◆ INFORMATION PROVIDED
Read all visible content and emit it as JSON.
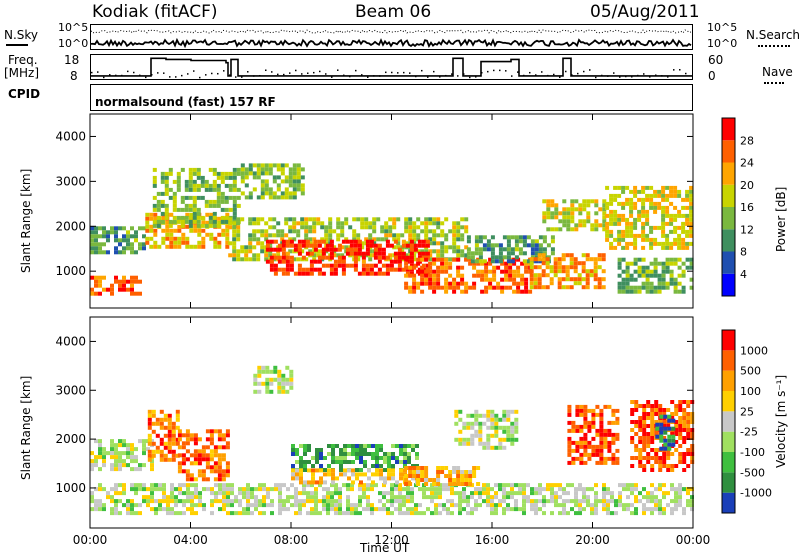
{
  "header": {
    "station": "Kodiak (fitACF)",
    "beam": "Beam 06",
    "date": "05/Aug/2011"
  },
  "summary_panels": {
    "nsky_label": "N.Sky",
    "nsearch_label": "N.Search",
    "nsky_ticks": [
      "10^5",
      "10^0"
    ],
    "nsearch_ticks": [
      "10^5",
      "10^0"
    ],
    "freq_label": "Freq.",
    "freq_unit": "[MHz]",
    "freq_ticks": [
      "18",
      "8"
    ],
    "nave_label": "Nave",
    "nave_ticks": [
      "60",
      "0"
    ],
    "cpid_label": "CPID",
    "cpid_value": "normalsound (fast) 157 RF"
  },
  "chart_data": [
    {
      "type": "heatmap",
      "name": "power",
      "ylabel": "Slant Range [km]",
      "ylim": [
        180,
        4500
      ],
      "yticks": [
        1000,
        2000,
        3000,
        4000
      ],
      "xlim": [
        0,
        24
      ],
      "xticks": [
        "00:00",
        "04:00",
        "08:00",
        "12:00",
        "16:00",
        "20:00",
        "00:00"
      ],
      "colorbar_label": "Power [dB]",
      "colorbar_ticks": [
        "28",
        "24",
        "20",
        "16",
        "12",
        "8",
        "4"
      ],
      "colorbar_colors": [
        "#0000ff",
        "#1f4fb0",
        "#3f8f5f",
        "#7ab83f",
        "#c8d400",
        "#ffa500",
        "#ff6000",
        "#ff0000"
      ],
      "regions": [
        {
          "t0": 0.0,
          "t1": 2.2,
          "r0": 1450,
          "r1": 2000,
          "level": 0.35
        },
        {
          "t0": 0.0,
          "t1": 2.0,
          "r0": 500,
          "r1": 900,
          "level": 0.85
        },
        {
          "t0": 2.2,
          "t1": 5.5,
          "r0": 1500,
          "r1": 2300,
          "level": 0.7
        },
        {
          "t0": 2.5,
          "t1": 6.0,
          "r0": 2000,
          "r1": 3300,
          "level": 0.45
        },
        {
          "t0": 6.0,
          "t1": 8.5,
          "r0": 2600,
          "r1": 3400,
          "level": 0.45
        },
        {
          "t0": 5.5,
          "t1": 15.0,
          "r0": 1300,
          "r1": 2200,
          "level": 0.5
        },
        {
          "t0": 7.0,
          "t1": 13.5,
          "r0": 900,
          "r1": 1700,
          "level": 0.95
        },
        {
          "t0": 12.5,
          "t1": 17.5,
          "r0": 500,
          "r1": 1300,
          "level": 0.85
        },
        {
          "t0": 15.0,
          "t1": 18.5,
          "r0": 1200,
          "r1": 1800,
          "level": 0.35
        },
        {
          "t0": 17.5,
          "t1": 20.5,
          "r0": 600,
          "r1": 1400,
          "level": 0.75
        },
        {
          "t0": 18.0,
          "t1": 20.5,
          "r0": 1900,
          "r1": 2600,
          "level": 0.55
        },
        {
          "t0": 20.5,
          "t1": 24.0,
          "r0": 1500,
          "r1": 2900,
          "level": 0.6
        },
        {
          "t0": 21.0,
          "t1": 24.0,
          "r0": 500,
          "r1": 1300,
          "level": 0.4
        }
      ]
    },
    {
      "type": "heatmap",
      "name": "velocity",
      "ylabel": "Slant Range [km]",
      "ylim": [
        180,
        4500
      ],
      "yticks": [
        1000,
        2000,
        3000,
        4000
      ],
      "xlim": [
        0,
        24
      ],
      "xticks": [
        "00:00",
        "04:00",
        "08:00",
        "12:00",
        "16:00",
        "20:00",
        "00:00"
      ],
      "xlabel": "Time UT",
      "colorbar_label": "Velocity [m s⁻¹]",
      "colorbar_ticks": [
        "1000",
        "500",
        "100",
        "25",
        "-25",
        "-100",
        "-500",
        "-1000"
      ],
      "colorbar_colors": [
        "#1a3fb8",
        "#2f8f3f",
        "#3fbf3f",
        "#a0e060",
        "#c8c8c8",
        "#ffd000",
        "#ffa000",
        "#ff6000",
        "#ff0000"
      ],
      "regions": [
        {
          "t0": 0.0,
          "t1": 24.0,
          "r0": 500,
          "r1": 1100,
          "level": 0.45
        },
        {
          "t0": 0.0,
          "t1": 2.5,
          "r0": 1400,
          "r1": 2000,
          "level": 0.45
        },
        {
          "t0": 2.3,
          "t1": 3.5,
          "r0": 1600,
          "r1": 2600,
          "level": 0.8
        },
        {
          "t0": 3.5,
          "t1": 5.5,
          "r0": 1200,
          "r1": 2200,
          "level": 0.85
        },
        {
          "t0": 6.5,
          "t1": 8.0,
          "r0": 3000,
          "r1": 3500,
          "level": 0.45
        },
        {
          "t0": 8.0,
          "t1": 13.0,
          "r0": 1400,
          "r1": 1900,
          "level": 0.2
        },
        {
          "t0": 8.0,
          "t1": 13.0,
          "r0": 1150,
          "r1": 1400,
          "level": 0.65
        },
        {
          "t0": 12.5,
          "t1": 15.5,
          "r0": 1100,
          "r1": 1450,
          "level": 0.7
        },
        {
          "t0": 14.5,
          "t1": 17.0,
          "r0": 1800,
          "r1": 2600,
          "level": 0.45
        },
        {
          "t0": 19.0,
          "t1": 21.0,
          "r0": 1500,
          "r1": 2700,
          "level": 0.9
        },
        {
          "t0": 21.5,
          "t1": 24.0,
          "r0": 1400,
          "r1": 2800,
          "level": 0.9
        },
        {
          "t0": 22.5,
          "t1": 23.2,
          "r0": 1800,
          "r1": 2500,
          "level": 0.05
        }
      ]
    }
  ]
}
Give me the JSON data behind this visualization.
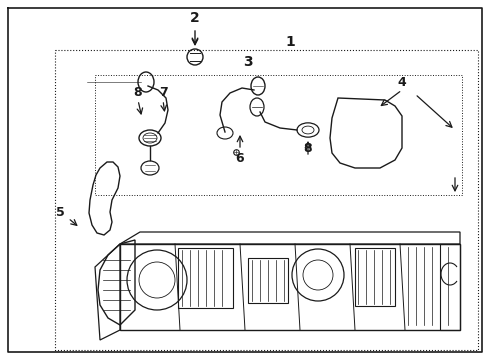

◆ EXERCISE OBJECTIVE
Quote the records above exactly, leaving out any pictures.

◆ COMPLETED EXERCISE
Read all visible content and emit it as JSON.
{
  "header": {
    "station": "Kodiak (fitACF)",
    "beam": "Beam 06",
    "date": "05/Aug/2011"
  },
  "summary_panels": {
    "nsky_label": "N.Sky",
    "nsearch_label": "N.Search",
    "nsky_ticks": [
      "10^5",
      "10^0"
    ],
    "nsearch_ticks": [
      "10^5",
      "10^0"
    ],
    "freq_label": "Freq.",
    "freq_unit": "[MHz]",
    "freq_ticks": [
      "18",
      "8"
    ],
    "nave_label": "Nave",
    "nave_ticks": [
      "60",
      "0"
    ],
    "cpid_label": "CPID",
    "cpid_value": "normalsound (fast) 157 RF"
  },
  "chart_data": [
    {
      "type": "heatmap",
      "name": "power",
      "ylabel": "Slant Range [km]",
      "ylim": [
        180,
        4500
      ],
      "yticks": [
        1000,
        2000,
        3000,
        4000
      ],
      "xlim": [
        0,
        24
      ],
      "xticks": [
        "00:00",
        "04:00",
        "08:00",
        "12:00",
        "16:00",
        "20:00",
        "00:00"
      ],
      "colorbar_label": "Power [dB]",
      "colorbar_ticks": [
        "28",
        "24",
        "20",
        "16",
        "12",
        "8",
        "4"
      ],
      "colorbar_colors": [
        "#0000ff",
        "#1f4fb0",
        "#3f8f5f",
        "#7ab83f",
        "#c8d400",
        "#ffa500",
        "#ff6000",
        "#ff0000"
      ],
      "regions": [
        {
          "t0": 0.0,
          "t1": 2.2,
          "r0": 1450,
          "r1": 2000,
          "level": 0.35
        },
        {
          "t0": 0.0,
          "t1": 2.0,
          "r0": 500,
          "r1": 900,
          "level": 0.85
        },
        {
          "t0": 2.2,
          "t1": 5.5,
          "r0": 1500,
          "r1": 2300,
          "level": 0.7
        },
        {
          "t0": 2.5,
          "t1": 6.0,
          "r0": 2000,
          "r1": 3300,
          "level": 0.45
        },
        {
          "t0": 6.0,
          "t1": 8.5,
          "r0": 2600,
          "r1": 3400,
          "level": 0.45
        },
        {
          "t0": 5.5,
          "t1": 15.0,
          "r0": 1300,
          "r1": 2200,
          "level": 0.5
        },
        {
          "t0": 7.0,
          "t1": 13.5,
          "r0": 900,
          "r1": 1700,
          "level": 0.95
        },
        {
          "t0": 12.5,
          "t1": 17.5,
          "r0": 500,
          "r1": 1300,
          "level": 0.85
        },
        {
          "t0": 15.0,
          "t1": 18.5,
          "r0": 1200,
          "r1": 1800,
          "level": 0.35
        },
        {
          "t0": 17.5,
          "t1": 20.5,
          "r0": 600,
          "r1": 1400,
          "level": 0.75
        },
        {
          "t0": 18.0,
          "t1": 20.5,
          "r0": 1900,
          "r1": 2600,
          "level": 0.55
        },
        {
          "t0": 20.5,
          "t1": 24.0,
          "r0": 1500,
          "r1": 2900,
          "level": 0.6
        },
        {
          "t0": 21.0,
          "t1": 24.0,
          "r0": 500,
          "r1": 1300,
          "level": 0.4
        }
      ]
    },
    {
      "type": "heatmap",
      "name": "velocity",
      "ylabel": "Slant Range [km]",
      "ylim": [
        180,
        4500
      ],
      "yticks": [
        1000,
        2000,
        3000,
        4000
      ],
      "xlim": [
        0,
        24
      ],
      "xticks": [
        "00:00",
        "04:00",
        "08:00",
        "12:00",
        "16:00",
        "20:00",
        "00:00"
      ],
      "xlabel": "Time UT",
      "colorbar_label": "Velocity [m s⁻¹]",
      "colorbar_ticks": [
        "1000",
        "500",
        "100",
        "25",
        "-25",
        "-100",
        "-500",
        "-1000"
      ],
      "colorbar_colors": [
        "#1a3fb8",
        "#2f8f3f",
        "#3fbf3f",
        "#a0e060",
        "#c8c8c8",
        "#ffd000",
        "#ffa000",
        "#ff6000",
        "#ff0000"
      ],
      "regions": [
        {
          "t0": 0.0,
          "t1": 24.0,
          "r0": 500,
          "r1": 1100,
          "level": 0.45
        },
        {
          "t0": 0.0,
          "t1": 2.5,
          "r0": 1400,
          "r1": 2000,
          "level": 0.45
        },
        {
          "t0": 2.3,
          "t1": 3.5,
          "r0": 1600,
          "r1": 2600,
          "level": 0.8
        },
        {
          "t0": 3.5,
          "t1": 5.5,
          "r0": 1200,
          "r1": 2200,
          "level": 0.85
        },
        {
          "t0": 6.5,
          "t1": 8.0,
          "r0": 3000,
          "r1": 3500,
          "level": 0.45
        },
        {
          "t0": 8.0,
          "t1": 13.0,
          "r0": 1400,
          "r1": 1900,
          "level": 0.2
        },
        {
          "t0": 8.0,
          "t1": 13.0,
          "r0": 1150,
          "r1": 1400,
          "level": 0.65
        },
        {
          "t0": 12.5,
          "t1": 15.5,
          "r0": 1100,
          "r1": 1450,
          "level": 0.7
        },
        {
          "t0": 14.5,
          "t1": 17.0,
          "r0": 1800,
          "r1": 2600,
          "level": 0.45
        },
        {
          "t0": 19.0,
          "t1": 21.0,
          "r0": 1500,
          "r1": 2700,
          "level": 0.9
        },
        {
          "t0": 21.5,
          "t1": 24.0,
          "r0": 1400,
          "r1": 2800,
          "level": 0.9
        },
        {
          "t0": 22.5,
          "t1": 23.2,
          "r0": 1800,
          "r1": 2500,
          "level": 0.05
        }
      ]
    }
  ]
}
Give me the JSON data behind this visualization.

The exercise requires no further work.